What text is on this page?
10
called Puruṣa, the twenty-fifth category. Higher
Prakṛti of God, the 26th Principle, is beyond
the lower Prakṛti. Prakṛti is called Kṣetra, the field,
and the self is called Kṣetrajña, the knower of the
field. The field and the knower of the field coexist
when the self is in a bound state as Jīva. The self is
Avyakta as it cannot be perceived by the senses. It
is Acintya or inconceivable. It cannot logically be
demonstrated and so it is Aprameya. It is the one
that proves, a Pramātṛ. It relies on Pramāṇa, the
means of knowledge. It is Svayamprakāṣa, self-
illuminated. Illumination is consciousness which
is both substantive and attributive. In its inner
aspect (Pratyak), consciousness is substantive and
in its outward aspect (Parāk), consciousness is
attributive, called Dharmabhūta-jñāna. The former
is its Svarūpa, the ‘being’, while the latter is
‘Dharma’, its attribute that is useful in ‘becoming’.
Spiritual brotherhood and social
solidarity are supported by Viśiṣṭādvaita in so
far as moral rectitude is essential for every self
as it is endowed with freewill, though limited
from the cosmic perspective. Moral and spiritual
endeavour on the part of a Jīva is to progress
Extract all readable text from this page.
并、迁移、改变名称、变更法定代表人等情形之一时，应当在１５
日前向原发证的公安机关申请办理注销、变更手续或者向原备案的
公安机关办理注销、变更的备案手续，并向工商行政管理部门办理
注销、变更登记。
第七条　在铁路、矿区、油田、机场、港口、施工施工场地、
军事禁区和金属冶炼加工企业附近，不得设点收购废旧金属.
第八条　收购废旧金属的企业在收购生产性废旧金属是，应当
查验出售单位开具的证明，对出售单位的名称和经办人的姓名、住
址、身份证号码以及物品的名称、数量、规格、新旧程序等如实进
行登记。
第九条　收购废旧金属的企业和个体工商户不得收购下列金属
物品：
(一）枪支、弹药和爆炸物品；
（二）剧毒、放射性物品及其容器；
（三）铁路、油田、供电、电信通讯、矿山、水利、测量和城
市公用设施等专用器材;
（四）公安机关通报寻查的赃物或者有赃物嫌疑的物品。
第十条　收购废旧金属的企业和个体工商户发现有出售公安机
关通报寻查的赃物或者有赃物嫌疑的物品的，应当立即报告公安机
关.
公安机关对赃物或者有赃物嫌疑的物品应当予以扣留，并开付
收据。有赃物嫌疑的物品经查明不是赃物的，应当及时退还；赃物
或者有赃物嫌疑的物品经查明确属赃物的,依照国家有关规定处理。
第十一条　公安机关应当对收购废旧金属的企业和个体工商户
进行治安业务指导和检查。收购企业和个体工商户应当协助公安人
----------
* _GIVEN EXERCISE_
Where a line holds "field", copy it out.

* _TASK OUTPUT_
the lower Prakṛti. Prakṛti is called Kṣetra, the field,
field. The field and the knower of the field coexist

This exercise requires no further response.